• **Problem description**
Gather every line of the entries that includes the word "name".

* begin Record list *

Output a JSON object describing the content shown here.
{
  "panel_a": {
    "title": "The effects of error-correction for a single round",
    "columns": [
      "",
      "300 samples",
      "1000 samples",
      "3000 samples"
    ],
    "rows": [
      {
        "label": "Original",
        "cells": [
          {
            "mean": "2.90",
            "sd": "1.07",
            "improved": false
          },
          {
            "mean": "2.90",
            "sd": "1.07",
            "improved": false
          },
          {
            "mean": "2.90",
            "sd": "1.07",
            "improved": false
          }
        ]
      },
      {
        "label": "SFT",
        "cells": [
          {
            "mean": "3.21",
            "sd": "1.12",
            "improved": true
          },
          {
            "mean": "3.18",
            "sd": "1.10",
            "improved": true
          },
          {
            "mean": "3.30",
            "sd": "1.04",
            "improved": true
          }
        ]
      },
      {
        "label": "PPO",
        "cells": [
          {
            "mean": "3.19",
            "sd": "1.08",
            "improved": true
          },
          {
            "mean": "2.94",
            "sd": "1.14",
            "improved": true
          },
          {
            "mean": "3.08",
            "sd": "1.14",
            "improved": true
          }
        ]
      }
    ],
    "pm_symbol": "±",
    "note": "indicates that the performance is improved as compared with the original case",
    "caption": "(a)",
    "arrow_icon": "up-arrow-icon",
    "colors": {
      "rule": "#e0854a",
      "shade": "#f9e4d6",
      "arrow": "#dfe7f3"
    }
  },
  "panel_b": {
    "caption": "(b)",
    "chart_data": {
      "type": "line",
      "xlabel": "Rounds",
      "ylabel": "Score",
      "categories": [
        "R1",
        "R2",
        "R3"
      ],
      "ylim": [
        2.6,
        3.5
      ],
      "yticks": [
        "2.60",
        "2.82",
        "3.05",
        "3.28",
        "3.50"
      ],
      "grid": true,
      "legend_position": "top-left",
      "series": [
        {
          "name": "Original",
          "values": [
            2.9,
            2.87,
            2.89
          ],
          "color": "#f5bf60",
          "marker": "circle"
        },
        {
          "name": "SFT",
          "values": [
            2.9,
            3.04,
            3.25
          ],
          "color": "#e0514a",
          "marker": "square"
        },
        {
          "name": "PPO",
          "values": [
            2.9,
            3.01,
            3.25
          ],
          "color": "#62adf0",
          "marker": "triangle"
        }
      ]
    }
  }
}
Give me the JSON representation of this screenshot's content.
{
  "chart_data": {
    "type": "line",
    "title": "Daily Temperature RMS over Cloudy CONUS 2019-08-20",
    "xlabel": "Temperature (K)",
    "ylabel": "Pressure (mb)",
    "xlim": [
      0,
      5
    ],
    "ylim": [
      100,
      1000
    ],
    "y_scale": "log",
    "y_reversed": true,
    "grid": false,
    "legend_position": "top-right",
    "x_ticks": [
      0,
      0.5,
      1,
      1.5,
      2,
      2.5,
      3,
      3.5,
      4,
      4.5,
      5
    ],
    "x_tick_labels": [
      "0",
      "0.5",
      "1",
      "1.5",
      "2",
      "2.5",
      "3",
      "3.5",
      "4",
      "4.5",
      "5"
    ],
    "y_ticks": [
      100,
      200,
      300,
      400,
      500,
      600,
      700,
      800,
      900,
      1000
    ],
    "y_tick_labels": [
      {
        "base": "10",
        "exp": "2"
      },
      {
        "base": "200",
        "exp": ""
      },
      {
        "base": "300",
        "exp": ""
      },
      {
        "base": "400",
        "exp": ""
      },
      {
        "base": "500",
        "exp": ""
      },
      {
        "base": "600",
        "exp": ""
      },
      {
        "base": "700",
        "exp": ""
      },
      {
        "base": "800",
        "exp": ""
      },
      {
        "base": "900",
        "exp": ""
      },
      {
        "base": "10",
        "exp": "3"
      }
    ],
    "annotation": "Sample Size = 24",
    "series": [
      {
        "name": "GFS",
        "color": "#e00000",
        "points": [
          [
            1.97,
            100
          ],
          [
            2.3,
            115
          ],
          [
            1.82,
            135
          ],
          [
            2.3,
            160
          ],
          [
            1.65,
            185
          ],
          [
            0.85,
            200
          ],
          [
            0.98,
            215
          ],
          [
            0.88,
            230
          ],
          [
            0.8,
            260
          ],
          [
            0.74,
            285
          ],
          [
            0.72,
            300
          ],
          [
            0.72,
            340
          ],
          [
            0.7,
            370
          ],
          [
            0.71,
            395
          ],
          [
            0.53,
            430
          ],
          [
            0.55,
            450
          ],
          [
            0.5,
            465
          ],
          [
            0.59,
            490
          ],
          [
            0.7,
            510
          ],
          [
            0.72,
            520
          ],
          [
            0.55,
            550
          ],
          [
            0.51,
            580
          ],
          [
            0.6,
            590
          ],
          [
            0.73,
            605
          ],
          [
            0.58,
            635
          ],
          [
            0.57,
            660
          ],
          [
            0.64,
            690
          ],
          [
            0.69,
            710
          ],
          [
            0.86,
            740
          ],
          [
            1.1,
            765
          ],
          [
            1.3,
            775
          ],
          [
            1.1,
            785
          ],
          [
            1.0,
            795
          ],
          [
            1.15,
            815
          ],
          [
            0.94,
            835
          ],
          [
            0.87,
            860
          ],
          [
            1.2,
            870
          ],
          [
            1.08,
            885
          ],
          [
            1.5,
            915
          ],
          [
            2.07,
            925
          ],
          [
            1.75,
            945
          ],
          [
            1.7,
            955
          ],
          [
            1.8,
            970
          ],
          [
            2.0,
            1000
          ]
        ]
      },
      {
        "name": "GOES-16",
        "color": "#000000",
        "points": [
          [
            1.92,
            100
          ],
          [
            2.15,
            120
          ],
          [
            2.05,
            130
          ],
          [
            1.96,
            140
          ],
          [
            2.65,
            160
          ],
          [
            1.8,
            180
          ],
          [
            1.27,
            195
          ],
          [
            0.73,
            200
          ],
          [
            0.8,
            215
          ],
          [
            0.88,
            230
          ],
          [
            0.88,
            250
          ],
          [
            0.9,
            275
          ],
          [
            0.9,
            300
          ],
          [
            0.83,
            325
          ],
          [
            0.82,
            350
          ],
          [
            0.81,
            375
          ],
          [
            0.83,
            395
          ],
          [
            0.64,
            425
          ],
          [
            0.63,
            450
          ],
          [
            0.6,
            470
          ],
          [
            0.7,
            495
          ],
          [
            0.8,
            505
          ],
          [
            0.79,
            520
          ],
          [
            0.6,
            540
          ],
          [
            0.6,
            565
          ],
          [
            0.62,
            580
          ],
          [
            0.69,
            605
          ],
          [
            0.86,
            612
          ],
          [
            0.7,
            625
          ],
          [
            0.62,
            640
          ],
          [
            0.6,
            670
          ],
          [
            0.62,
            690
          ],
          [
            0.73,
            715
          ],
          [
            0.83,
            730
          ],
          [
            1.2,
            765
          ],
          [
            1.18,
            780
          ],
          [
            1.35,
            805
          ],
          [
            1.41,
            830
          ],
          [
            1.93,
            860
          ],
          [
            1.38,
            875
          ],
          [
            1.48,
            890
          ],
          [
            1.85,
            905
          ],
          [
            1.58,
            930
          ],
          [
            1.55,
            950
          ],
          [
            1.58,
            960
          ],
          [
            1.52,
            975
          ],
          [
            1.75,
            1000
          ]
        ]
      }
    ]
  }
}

* end Record list *

• **Written solution**
          "name": "Original",
          "name": "SFT",
          "name": "PPO",
        "name": "GFS",
        "name": "GOES-16",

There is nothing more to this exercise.